**Task to carry out**.
What number of lines contain the word "name"? Reply with the number and nothing else.
-------- Information shown --------
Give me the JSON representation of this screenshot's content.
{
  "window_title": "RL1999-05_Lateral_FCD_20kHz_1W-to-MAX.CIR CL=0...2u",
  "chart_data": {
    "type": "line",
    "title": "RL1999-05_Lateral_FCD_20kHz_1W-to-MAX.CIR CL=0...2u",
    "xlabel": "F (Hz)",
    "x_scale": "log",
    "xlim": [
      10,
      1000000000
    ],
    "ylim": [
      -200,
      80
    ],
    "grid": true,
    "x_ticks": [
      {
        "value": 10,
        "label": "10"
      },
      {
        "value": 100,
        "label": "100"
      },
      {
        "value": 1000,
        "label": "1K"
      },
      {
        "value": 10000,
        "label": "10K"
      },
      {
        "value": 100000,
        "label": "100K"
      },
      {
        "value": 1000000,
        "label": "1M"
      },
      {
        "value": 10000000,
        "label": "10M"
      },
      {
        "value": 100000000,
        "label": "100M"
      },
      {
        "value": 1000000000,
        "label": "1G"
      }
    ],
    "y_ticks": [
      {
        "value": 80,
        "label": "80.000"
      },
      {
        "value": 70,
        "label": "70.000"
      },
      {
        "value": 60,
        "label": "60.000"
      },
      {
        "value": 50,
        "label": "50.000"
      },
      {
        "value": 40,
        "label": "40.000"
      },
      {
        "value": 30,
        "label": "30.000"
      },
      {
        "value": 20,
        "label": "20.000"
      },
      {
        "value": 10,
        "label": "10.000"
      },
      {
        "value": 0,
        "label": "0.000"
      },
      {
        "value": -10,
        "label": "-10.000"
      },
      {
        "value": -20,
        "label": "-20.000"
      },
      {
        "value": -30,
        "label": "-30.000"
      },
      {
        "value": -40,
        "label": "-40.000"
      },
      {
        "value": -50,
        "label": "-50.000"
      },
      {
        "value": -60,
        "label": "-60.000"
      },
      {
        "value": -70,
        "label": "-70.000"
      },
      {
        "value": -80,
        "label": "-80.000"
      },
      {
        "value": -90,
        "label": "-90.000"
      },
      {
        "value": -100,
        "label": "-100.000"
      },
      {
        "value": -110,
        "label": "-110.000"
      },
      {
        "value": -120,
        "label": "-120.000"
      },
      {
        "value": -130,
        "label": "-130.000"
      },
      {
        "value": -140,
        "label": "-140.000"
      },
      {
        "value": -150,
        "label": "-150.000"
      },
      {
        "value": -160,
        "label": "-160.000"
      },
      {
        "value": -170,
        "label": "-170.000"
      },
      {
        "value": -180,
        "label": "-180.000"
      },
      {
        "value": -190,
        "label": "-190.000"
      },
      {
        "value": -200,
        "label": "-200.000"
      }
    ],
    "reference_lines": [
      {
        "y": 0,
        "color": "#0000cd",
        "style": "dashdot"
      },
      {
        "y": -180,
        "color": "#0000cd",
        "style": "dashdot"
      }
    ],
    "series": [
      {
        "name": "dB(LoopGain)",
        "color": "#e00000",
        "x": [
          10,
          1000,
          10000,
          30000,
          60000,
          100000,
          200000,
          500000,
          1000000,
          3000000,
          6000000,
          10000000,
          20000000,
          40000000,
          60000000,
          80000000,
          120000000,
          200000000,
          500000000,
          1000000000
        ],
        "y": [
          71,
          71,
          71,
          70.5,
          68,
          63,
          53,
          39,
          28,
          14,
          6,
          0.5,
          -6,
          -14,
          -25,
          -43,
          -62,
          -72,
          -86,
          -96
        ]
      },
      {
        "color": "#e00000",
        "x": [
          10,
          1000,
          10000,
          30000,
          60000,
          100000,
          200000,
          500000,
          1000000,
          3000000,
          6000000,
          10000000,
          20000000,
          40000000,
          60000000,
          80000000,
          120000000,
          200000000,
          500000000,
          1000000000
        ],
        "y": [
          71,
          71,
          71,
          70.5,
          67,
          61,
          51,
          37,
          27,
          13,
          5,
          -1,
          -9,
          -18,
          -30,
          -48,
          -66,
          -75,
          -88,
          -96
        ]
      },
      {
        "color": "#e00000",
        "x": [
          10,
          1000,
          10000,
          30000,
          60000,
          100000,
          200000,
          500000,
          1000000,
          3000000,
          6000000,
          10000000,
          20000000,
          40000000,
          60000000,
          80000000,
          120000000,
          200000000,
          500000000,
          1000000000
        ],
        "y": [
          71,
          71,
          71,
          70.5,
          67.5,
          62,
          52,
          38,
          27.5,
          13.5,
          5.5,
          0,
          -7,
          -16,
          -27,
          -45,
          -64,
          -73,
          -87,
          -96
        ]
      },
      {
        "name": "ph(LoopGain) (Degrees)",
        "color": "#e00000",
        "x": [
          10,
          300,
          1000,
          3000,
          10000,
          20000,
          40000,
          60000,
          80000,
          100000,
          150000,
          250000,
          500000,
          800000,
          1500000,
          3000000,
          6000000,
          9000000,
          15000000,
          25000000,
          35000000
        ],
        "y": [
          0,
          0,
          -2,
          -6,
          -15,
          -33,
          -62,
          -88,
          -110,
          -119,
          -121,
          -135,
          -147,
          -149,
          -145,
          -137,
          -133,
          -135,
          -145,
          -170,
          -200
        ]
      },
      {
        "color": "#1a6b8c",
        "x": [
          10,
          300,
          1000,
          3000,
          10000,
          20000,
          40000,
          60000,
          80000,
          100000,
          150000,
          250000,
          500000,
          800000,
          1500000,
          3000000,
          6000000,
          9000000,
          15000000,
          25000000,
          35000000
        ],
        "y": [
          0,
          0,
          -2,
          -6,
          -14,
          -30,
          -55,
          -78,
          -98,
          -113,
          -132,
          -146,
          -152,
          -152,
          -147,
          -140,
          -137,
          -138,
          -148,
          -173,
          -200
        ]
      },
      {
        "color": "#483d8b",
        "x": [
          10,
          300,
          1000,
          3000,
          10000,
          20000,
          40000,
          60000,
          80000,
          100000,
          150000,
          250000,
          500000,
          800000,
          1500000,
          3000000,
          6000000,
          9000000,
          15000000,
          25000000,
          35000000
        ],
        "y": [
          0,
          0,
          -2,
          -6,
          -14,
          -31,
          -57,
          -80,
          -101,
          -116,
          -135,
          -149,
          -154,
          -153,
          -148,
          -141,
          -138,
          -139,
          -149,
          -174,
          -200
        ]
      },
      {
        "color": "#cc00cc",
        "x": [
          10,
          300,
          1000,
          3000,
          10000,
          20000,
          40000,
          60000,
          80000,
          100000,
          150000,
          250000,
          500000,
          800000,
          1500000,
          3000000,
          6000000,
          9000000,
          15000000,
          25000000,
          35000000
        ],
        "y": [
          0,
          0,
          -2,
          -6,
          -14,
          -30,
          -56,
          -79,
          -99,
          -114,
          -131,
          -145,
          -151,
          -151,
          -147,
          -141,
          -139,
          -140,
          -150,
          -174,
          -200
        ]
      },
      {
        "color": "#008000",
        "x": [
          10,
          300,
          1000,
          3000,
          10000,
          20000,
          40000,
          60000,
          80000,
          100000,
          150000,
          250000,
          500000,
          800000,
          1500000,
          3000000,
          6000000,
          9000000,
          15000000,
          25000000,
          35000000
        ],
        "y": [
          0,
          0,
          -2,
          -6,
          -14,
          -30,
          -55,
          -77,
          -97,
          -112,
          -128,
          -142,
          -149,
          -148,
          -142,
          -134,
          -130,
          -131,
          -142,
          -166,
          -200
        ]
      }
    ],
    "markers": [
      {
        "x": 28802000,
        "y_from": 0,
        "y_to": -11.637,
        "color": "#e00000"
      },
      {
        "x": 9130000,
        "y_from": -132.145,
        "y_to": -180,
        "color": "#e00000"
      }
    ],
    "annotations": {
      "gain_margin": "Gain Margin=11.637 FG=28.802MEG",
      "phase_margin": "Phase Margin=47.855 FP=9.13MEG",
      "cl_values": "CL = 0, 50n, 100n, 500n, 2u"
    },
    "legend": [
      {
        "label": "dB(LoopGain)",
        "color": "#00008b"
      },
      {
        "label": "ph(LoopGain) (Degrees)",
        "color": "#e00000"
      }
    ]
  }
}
--------
**Solved exercise**.
2